(Saved data entries)
···
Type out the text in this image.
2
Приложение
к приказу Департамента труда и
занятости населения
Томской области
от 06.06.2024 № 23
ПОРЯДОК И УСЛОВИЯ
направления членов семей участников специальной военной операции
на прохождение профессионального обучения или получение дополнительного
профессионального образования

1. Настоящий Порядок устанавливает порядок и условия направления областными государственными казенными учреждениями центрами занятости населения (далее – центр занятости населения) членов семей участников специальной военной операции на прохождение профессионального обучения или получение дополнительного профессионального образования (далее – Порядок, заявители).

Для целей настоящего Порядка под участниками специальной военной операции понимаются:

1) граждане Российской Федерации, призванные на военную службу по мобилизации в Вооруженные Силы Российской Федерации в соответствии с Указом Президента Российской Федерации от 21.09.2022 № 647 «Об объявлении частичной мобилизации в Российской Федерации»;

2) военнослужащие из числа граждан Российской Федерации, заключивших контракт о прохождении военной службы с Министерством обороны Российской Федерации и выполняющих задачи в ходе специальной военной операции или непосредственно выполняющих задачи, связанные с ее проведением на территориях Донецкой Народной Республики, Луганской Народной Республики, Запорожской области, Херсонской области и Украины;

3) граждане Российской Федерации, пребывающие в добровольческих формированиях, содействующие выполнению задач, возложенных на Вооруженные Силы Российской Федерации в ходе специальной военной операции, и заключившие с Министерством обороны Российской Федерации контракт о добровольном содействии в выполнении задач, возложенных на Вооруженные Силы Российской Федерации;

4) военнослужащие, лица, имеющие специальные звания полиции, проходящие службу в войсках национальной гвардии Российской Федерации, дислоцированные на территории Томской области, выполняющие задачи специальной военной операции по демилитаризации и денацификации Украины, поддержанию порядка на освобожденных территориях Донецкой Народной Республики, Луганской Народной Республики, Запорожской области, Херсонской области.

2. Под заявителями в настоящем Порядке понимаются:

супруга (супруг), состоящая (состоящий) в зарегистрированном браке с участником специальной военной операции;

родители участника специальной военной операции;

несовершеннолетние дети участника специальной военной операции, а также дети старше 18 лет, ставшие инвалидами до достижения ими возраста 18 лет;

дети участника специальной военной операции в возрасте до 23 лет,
···
* What to work on: Can you reproduce all the material exactly?

* Finished exercise:
Type out the text in this image.
2
Приложение
к приказу Департамента труда и
занятости населения
Томской области
от 06.06.2024 № 23
ПОРЯДОК И УСЛОВИЯ
направления членов семей участников специальной военной операции
на прохождение профессионального обучения или получение дополнительного
профессионального образования

1. Настоящий Порядок устанавливает порядок и условия направления областными государственными казенными учреждениями центрами занятости населения (далее – центр занятости населения) членов семей участников специальной военной операции на прохождение профессионального обучения или получение дополнительного профессионального образования (далее – Порядок, заявители).

Для целей настоящего Порядка под участниками специальной военной операции понимаются:

1) граждане Российской Федерации, призванные на военную службу по мобилизации в Вооруженные Силы Российской Федерации в соответствии с Указом Президента Российской Федерации от 21.09.2022 № 647 «Об объявлении частичной мобилизации в Российской Федерации»;

2) военнослужащие из числа граждан Российской Федерации, заключивших контракт о прохождении военной службы с Министерством обороны Российской Федерации и выполняющих задачи в ходе специальной военной операции или непосредственно выполняющих задачи, связанные с ее проведением на территориях Донецкой Народной Республики, Луганской Народной Республики, Запорожской области, Херсонской области и Украины;

3) граждане Российской Федерации, пребывающие в добровольческих формированиях, содействующие выполнению задач, возложенных на Вооруженные Силы Российской Федерации в ходе специальной военной операции, и заключившие с Министерством обороны Российской Федерации контракт о добровольном содействии в выполнении задач, возложенных на Вооруженные Силы Российской Федерации;

4) военнослужащие, лица, имеющие специальные звания полиции, проходящие службу в войсках национальной гвардии Российской Федерации, дислоцированные на территории Томской области, выполняющие задачи специальной военной операции по демилитаризации и денацификации Украины, поддержанию порядка на освобожденных территориях Донецкой Народной Республики, Луганской Народной Республики, Запорожской области, Херсонской области.

2. Под заявителями в настоящем Порядке понимаются:

супруга (супруг), состоящая (состоящий) в зарегистрированном браке с участником специальной военной операции;

родители участника специальной военной операции;

несовершеннолетние дети участника специальной военной операции, а также дети старше 18 лет, ставшие инвалидами до достижения ими возраста 18 лет;

дети участника специальной военной операции в возрасте до 23 лет,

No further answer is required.